▶ [Requirement]: Your task is to transcribe all the entries exactly, excluding pictures.

==========

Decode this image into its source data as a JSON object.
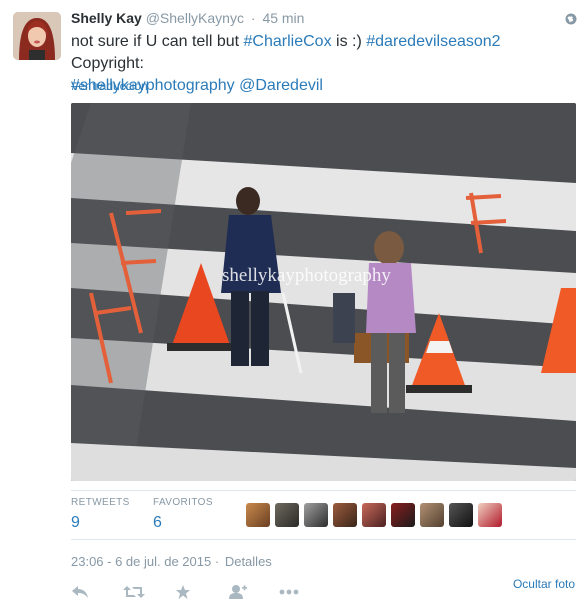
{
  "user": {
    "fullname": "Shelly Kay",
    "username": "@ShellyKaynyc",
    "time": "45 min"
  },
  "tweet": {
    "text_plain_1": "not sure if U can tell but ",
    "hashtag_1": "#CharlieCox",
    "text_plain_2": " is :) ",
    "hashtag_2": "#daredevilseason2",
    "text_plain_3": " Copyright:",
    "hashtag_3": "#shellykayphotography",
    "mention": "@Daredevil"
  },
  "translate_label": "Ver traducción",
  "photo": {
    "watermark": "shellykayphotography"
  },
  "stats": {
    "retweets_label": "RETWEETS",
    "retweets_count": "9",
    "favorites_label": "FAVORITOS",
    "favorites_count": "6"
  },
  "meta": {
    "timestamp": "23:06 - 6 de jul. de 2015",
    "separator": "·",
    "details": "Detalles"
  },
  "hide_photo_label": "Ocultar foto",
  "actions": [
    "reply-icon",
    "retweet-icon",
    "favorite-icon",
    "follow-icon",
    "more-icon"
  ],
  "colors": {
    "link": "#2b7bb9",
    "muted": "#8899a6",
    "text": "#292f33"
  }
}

==========

▶ [Response]:
Decode this image into its source data as a JSON object.
{
  "user": {
    "fullname": "Shelly Kay",
    "username": "@ShellyKaynyc",
    "time": "45 min"
  },
  "tweet": {
    "text_plain_1": "not sure if U can tell but ",
    "hashtag_1": "#CharlieCox",
    "text_plain_2": " is :) ",
    "hashtag_2": "#daredevilseason2",
    "text_plain_3": " Copyright:",
    "hashtag_3": "#shellykayphotography",
    "mention": "@Daredevil"
  },
  "translate_label": "Ver traducción",
  "photo": {
    "watermark": "shellykayphotography"
  },
  "stats": {
    "retweets_label": "RETWEETS",
    "retweets_count": "9",
    "favorites_label": "FAVORITOS",
    "favorites_count": "6"
  },
  "meta": {
    "timestamp": "23:06 - 6 de jul. de 2015",
    "separator": "·",
    "details": "Detalles"
  },
  "hide_photo_label": "Ocultar foto",
  "actions": [
    "reply-icon",
    "retweet-icon",
    "favorite-icon",
    "follow-icon",
    "more-icon"
  ],
  "colors": {
    "link": "#2b7bb9",
    "muted": "#8899a6",
    "text": "#292f33"
  }
}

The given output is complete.